Short exercise ::
Copy each line with the word "Гостивар" in it.

Collected data entries:
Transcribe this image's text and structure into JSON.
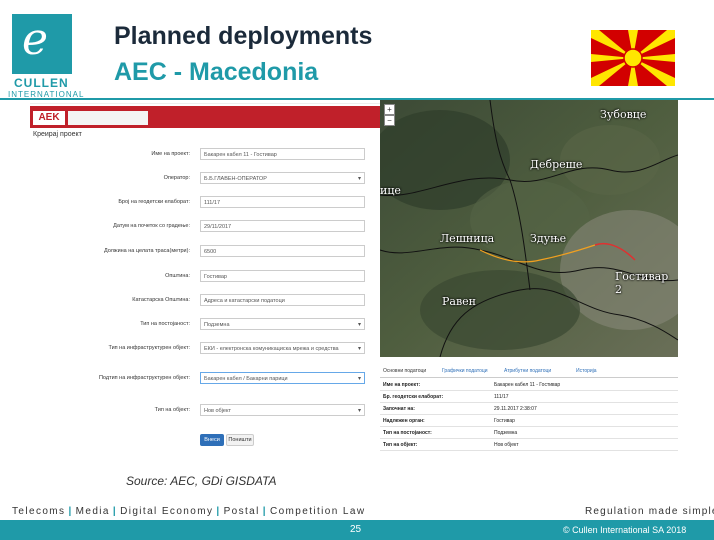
{
  "logo": {
    "brand": "CULLEN",
    "sub": "INTERNATIONAL",
    "mark": "e"
  },
  "slide": {
    "title_line1": "Planned deployments",
    "title_line2": "AEC - Macedonia"
  },
  "flag": {
    "colors": {
      "field": "#d20000",
      "sun": "#ffe600"
    }
  },
  "form": {
    "logo_text": "AEK",
    "page_title": "Креирај проект",
    "rows": [
      {
        "label": "Име на проект:",
        "value": "Бакарен кабел 11 - Гостивар",
        "type": "text"
      },
      {
        "label": "Оператор:",
        "value": "Б.Б.ГЛАВЕН-ОПЕРАТОР",
        "type": "select"
      },
      {
        "label": "Број на геодетски елаборат:",
        "value": "111/17",
        "type": "text"
      },
      {
        "label": "Датум на почеток со градење:",
        "value": "29/11/2017",
        "type": "text"
      },
      {
        "label": "Должина на целата траса(метри):",
        "value": "6500",
        "type": "text"
      },
      {
        "label": "Општина:",
        "value": "Гостивар",
        "type": "text"
      },
      {
        "label": "Катастарска Општина:",
        "value": "Адреса и катастарски податоци",
        "type": "text"
      },
      {
        "label": "Тип на постојаност:",
        "value": "Подземна",
        "type": "select"
      },
      {
        "label": "Тип на инфраструктурен објект:",
        "value": "ЕКИ - електронска комуникациска мрежа и средства",
        "type": "select"
      },
      {
        "label": "Подтип на инфраструктурен објект:",
        "value": "Бакарен кабел / Бакарни парици",
        "type": "select"
      },
      {
        "label": "Тип на објект:",
        "value": "Нов објект",
        "type": "select"
      }
    ],
    "save_label": "Внеси",
    "clear_label": "Поништи"
  },
  "map": {
    "labels": [
      "Зубовце",
      "Дебреше",
      "Лешница",
      "Здуње",
      "Равен",
      "Гостивар 2",
      "ице"
    ],
    "zoom_in": "+",
    "zoom_out": "−"
  },
  "info": {
    "tabs": [
      "Основни податоци",
      "Графички податоци",
      "Атрибутни податоци",
      "Историја"
    ],
    "rows": [
      {
        "key": "Име на проект:",
        "value": "Бакарен кабел 11 - Гостивар"
      },
      {
        "key": "Бр. геодетски елаборат:",
        "value": "111/17"
      },
      {
        "key": "Започнат на:",
        "value": "29.11.2017 2:38:07"
      },
      {
        "key": "Надлежен орган:",
        "value": "Гостивар"
      },
      {
        "key": "Тип на постојаност:",
        "value": "Подземна"
      },
      {
        "key": "Тип на објект:",
        "value": "Нов објект"
      }
    ]
  },
  "source": "Source: AEC, GDi GISDATA",
  "footer": {
    "nav": [
      "Telecoms",
      "Media",
      "Digital Economy",
      "Postal",
      "Competition Law"
    ],
    "separator": "|",
    "tagline": "Regulation made simple",
    "page_number": "25",
    "copyright": "© Cullen International SA 2018"
  },
  "colors": {
    "accent": "#1f9aa8",
    "aek_red": "#c0202a",
    "link_blue": "#2e6fb8"
  }
}
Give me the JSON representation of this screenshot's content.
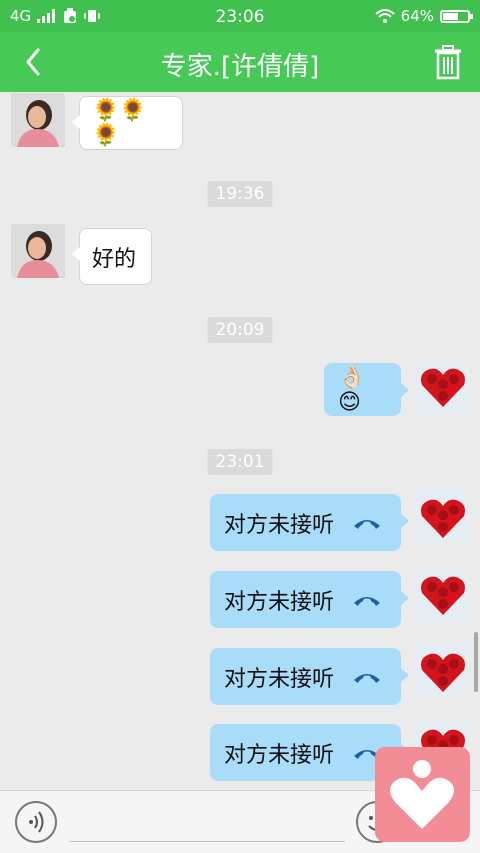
{
  "status_bar": {
    "network": "4G",
    "time": "23:06",
    "battery_percent": "64%",
    "battery_level": 0.64
  },
  "header": {
    "title": "专家.[许倩倩]"
  },
  "messages": {
    "m1": {
      "side": "left",
      "content": "🌻🌻🌻"
    },
    "t1": "19:36",
    "m2": {
      "side": "left",
      "content": "好的"
    },
    "t2": "20:09",
    "m3": {
      "side": "right",
      "content": "👌🏻😊"
    },
    "t3": "23:01",
    "m4": {
      "side": "right",
      "content": "对方未接听"
    },
    "m5": {
      "side": "right",
      "content": "对方未接听"
    },
    "m6": {
      "side": "right",
      "content": "对方未接听"
    },
    "m7": {
      "side": "right",
      "content": "对方未接听"
    }
  },
  "icons": {
    "back": "chevron-left-icon",
    "delete": "trash-icon",
    "voice": "voice-icon",
    "emoji": "emoji-icon",
    "call": "phone-hangup-icon",
    "floating": "heart-person-icon"
  },
  "colors": {
    "status_bar": "#3fc04f",
    "nav_bar": "#47c957",
    "right_bubble": "#a8dcf9",
    "left_bubble": "#ffffff",
    "chat_background": "#ebebeb",
    "call_icon": "#1f5fa0",
    "floating_button": "#f28c95"
  }
}
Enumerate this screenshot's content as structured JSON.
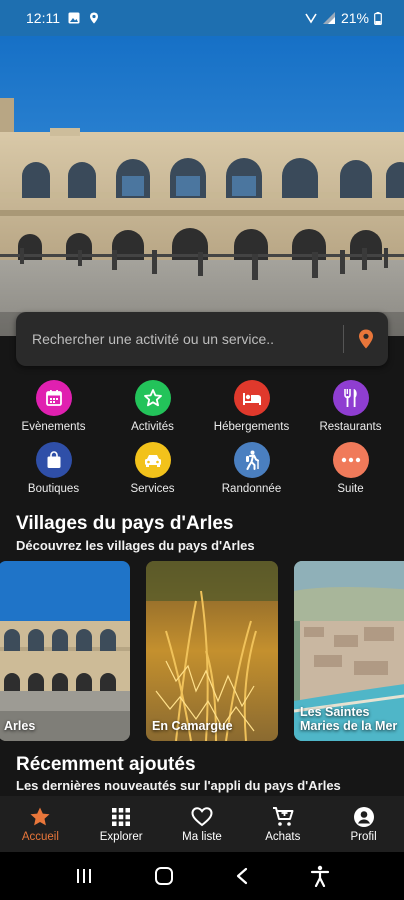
{
  "status_bar": {
    "time": "12:11",
    "battery": "21%"
  },
  "search": {
    "placeholder": "Rechercher une activité ou un service.."
  },
  "categories": [
    {
      "label": "Evènements",
      "icon": "calendar-icon",
      "color": "#e020b0"
    },
    {
      "label": "Activités",
      "icon": "star-icon",
      "color": "#23c35a"
    },
    {
      "label": "Hébergements",
      "icon": "bed-icon",
      "color": "#e0392c"
    },
    {
      "label": "Restaurants",
      "icon": "cutlery-icon",
      "color": "#8f3ed1"
    },
    {
      "label": "Boutiques",
      "icon": "shopping-bag-icon",
      "color": "#2f4fa8"
    },
    {
      "label": "Services",
      "icon": "taxi-icon",
      "color": "#f2c21b"
    },
    {
      "label": "Randonnée",
      "icon": "hiker-icon",
      "color": "#4a7fc0"
    },
    {
      "label": "Suite",
      "icon": "more-icon",
      "color": "#f07a5a"
    }
  ],
  "villages": {
    "title": "Villages du pays d'Arles",
    "subtitle": "Découvrez les villages du pays d'Arles",
    "items": [
      {
        "label": "Arles"
      },
      {
        "label": "En Camargue"
      },
      {
        "label_line1": "Les Saintes",
        "label_line2": "Maries de la Mer"
      }
    ]
  },
  "recent": {
    "title": "Récemment ajoutés",
    "subtitle": "Les dernières nouveautés sur l'appli du pays d'Arles"
  },
  "bottom_nav": [
    {
      "label": "Accueil",
      "icon": "star-icon",
      "active": true
    },
    {
      "label": "Explorer",
      "icon": "grid-icon"
    },
    {
      "label": "Ma liste",
      "icon": "heart-icon"
    },
    {
      "label": "Achats",
      "icon": "cart-icon"
    },
    {
      "label": "Profil",
      "icon": "profile-icon"
    }
  ],
  "colors": {
    "accent": "#e8763a",
    "status_bar": "#1e6fb0",
    "background": "#161616"
  }
}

Full response ::
        "value": "Бакарен кабел 11 - Гостивар",
        "value": "Гостивар",
      "Гостивар 2",
        "value": "Бакарен кабел 11 - Гостивар"
        "value": "Гостивар"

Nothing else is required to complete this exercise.